◆ **Written request**: Go over the entries below line by line, copying each one that contains the word "phase".

[Stored dataset items]
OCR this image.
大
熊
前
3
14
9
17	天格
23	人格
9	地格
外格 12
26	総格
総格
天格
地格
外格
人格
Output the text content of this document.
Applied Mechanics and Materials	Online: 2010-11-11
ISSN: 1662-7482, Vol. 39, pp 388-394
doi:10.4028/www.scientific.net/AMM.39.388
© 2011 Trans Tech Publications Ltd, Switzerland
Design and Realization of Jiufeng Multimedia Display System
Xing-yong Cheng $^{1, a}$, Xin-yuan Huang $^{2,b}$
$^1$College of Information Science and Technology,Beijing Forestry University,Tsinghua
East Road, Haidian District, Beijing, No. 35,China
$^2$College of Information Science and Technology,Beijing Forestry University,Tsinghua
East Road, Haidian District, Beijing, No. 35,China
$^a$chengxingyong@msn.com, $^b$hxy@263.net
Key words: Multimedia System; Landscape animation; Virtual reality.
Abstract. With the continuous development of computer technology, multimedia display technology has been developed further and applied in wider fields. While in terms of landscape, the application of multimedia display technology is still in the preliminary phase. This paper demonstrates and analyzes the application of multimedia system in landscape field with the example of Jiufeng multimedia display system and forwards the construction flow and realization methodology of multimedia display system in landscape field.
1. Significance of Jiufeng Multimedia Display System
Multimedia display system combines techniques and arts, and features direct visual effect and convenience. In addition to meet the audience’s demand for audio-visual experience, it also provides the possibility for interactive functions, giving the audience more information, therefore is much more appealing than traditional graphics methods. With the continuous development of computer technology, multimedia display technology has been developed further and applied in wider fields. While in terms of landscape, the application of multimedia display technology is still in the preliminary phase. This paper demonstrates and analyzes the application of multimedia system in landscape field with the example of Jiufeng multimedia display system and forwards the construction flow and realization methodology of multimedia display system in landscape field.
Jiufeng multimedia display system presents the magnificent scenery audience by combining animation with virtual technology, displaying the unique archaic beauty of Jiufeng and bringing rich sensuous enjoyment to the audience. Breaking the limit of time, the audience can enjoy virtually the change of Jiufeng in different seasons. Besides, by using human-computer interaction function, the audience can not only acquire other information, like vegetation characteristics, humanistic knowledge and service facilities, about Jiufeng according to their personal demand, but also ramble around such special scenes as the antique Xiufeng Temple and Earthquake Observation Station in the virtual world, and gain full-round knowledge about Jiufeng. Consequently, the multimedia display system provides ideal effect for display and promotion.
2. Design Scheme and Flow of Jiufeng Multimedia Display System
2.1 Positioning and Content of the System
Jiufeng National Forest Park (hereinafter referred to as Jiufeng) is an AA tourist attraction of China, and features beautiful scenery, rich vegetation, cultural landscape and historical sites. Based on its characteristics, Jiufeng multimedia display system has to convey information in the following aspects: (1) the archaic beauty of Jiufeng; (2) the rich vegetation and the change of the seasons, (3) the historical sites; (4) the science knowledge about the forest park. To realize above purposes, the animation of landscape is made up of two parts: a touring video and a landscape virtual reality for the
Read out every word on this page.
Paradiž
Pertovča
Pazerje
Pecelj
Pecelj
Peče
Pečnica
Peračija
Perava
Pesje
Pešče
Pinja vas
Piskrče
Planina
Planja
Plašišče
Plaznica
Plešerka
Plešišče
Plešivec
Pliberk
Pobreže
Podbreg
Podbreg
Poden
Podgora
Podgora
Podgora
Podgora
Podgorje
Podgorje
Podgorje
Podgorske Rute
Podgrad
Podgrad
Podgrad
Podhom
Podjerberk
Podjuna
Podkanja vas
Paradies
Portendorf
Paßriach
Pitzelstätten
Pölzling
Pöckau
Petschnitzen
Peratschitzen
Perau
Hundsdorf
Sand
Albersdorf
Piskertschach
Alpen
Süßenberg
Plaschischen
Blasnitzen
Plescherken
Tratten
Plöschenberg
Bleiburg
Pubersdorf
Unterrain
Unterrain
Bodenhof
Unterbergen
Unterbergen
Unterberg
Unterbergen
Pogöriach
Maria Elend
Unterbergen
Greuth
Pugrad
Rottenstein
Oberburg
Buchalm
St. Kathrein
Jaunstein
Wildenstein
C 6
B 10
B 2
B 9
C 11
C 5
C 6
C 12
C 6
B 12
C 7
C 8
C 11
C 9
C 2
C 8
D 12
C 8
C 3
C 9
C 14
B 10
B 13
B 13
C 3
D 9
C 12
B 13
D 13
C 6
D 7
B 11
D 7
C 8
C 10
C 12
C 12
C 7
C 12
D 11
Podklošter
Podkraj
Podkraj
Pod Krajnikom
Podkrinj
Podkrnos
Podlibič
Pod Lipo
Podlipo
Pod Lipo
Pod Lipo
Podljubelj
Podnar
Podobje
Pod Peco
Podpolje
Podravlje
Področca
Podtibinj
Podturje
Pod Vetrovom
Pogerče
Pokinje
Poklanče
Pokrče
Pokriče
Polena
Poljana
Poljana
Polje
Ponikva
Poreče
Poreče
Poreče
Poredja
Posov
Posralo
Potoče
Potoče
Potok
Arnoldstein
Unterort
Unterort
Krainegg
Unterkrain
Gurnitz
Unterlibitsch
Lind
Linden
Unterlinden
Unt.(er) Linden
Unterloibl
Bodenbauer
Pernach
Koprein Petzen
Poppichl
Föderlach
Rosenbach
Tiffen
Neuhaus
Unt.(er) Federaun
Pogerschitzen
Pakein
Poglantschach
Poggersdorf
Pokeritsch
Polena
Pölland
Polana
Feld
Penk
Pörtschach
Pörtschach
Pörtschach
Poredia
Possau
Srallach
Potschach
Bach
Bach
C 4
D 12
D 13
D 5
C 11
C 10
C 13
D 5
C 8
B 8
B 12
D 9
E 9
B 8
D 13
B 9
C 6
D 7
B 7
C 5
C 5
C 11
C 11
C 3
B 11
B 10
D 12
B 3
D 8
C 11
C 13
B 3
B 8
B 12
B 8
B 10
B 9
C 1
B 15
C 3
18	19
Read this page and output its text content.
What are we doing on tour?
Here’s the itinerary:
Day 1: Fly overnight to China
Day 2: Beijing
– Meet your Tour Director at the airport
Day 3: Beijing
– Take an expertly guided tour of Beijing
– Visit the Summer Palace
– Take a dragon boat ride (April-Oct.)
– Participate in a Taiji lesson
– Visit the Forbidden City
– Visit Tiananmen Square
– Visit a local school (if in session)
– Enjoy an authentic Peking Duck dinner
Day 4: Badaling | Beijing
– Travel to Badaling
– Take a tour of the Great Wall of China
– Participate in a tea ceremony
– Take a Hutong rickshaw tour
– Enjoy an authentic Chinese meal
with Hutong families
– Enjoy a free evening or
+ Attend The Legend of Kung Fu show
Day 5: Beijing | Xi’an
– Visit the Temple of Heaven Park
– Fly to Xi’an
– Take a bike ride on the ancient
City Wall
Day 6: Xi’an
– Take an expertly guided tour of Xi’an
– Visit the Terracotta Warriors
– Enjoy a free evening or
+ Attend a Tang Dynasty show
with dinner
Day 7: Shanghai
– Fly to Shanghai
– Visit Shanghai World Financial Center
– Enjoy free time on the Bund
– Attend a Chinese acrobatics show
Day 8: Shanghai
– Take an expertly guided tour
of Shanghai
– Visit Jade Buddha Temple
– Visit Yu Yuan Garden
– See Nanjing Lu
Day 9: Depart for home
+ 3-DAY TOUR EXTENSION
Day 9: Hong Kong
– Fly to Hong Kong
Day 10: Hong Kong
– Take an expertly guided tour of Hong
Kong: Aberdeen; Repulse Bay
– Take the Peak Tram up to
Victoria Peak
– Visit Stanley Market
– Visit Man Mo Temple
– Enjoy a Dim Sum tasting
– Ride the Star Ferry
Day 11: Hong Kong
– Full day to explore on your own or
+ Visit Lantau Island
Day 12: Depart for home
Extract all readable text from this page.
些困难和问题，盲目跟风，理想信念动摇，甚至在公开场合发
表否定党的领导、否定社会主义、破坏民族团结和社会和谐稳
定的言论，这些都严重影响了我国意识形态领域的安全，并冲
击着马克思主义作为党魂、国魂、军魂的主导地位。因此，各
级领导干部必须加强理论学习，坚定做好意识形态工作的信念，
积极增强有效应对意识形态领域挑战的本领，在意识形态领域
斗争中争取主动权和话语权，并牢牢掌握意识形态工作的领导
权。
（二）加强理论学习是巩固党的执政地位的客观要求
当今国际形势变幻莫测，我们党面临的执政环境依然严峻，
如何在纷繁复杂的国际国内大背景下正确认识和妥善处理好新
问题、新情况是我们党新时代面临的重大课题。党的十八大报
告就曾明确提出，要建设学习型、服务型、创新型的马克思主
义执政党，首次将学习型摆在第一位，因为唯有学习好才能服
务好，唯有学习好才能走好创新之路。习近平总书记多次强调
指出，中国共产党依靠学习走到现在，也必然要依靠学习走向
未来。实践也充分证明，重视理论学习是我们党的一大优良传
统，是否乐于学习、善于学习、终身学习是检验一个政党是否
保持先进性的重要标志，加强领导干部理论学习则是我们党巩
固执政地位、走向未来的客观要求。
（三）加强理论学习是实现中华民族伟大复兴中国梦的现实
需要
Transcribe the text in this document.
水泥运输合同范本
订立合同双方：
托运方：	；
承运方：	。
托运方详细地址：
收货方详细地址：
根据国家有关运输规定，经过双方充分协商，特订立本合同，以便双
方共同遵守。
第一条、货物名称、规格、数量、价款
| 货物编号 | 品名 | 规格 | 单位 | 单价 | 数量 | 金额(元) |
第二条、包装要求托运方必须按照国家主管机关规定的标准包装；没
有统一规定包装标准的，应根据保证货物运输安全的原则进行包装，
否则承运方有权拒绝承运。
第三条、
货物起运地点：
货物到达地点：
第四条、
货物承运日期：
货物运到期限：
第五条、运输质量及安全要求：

◆ **Task output**:
Abstract. With the continuous development of computer technology, multimedia display technology has been developed further and applied in wider fields. While in terms of landscape, the application of multimedia display technology is still in the preliminary phase. This paper demonstrates and analyzes the application of multimedia system in landscape field with the example of Jiufeng multimedia display system and forwards the construction flow and realization methodology of multimedia display system in landscape field.
Multimedia display system combines techniques and arts, and features direct visual effect and convenience. In addition to meet the audience’s demand for audio-visual experience, it also provides the possibility for interactive functions, giving the audience more information, therefore is much more appealing than traditional graphics methods. With the continuous development of computer technology, multimedia display technology has been developed further and applied in wider fields. While in terms of landscape, the application of multimedia display technology is still in the preliminary phase. This paper demonstrates and analyzes the application of multimedia system in landscape field with the example of Jiufeng multimedia display system and forwards the construction flow and realization methodology of multimedia display system in landscape field.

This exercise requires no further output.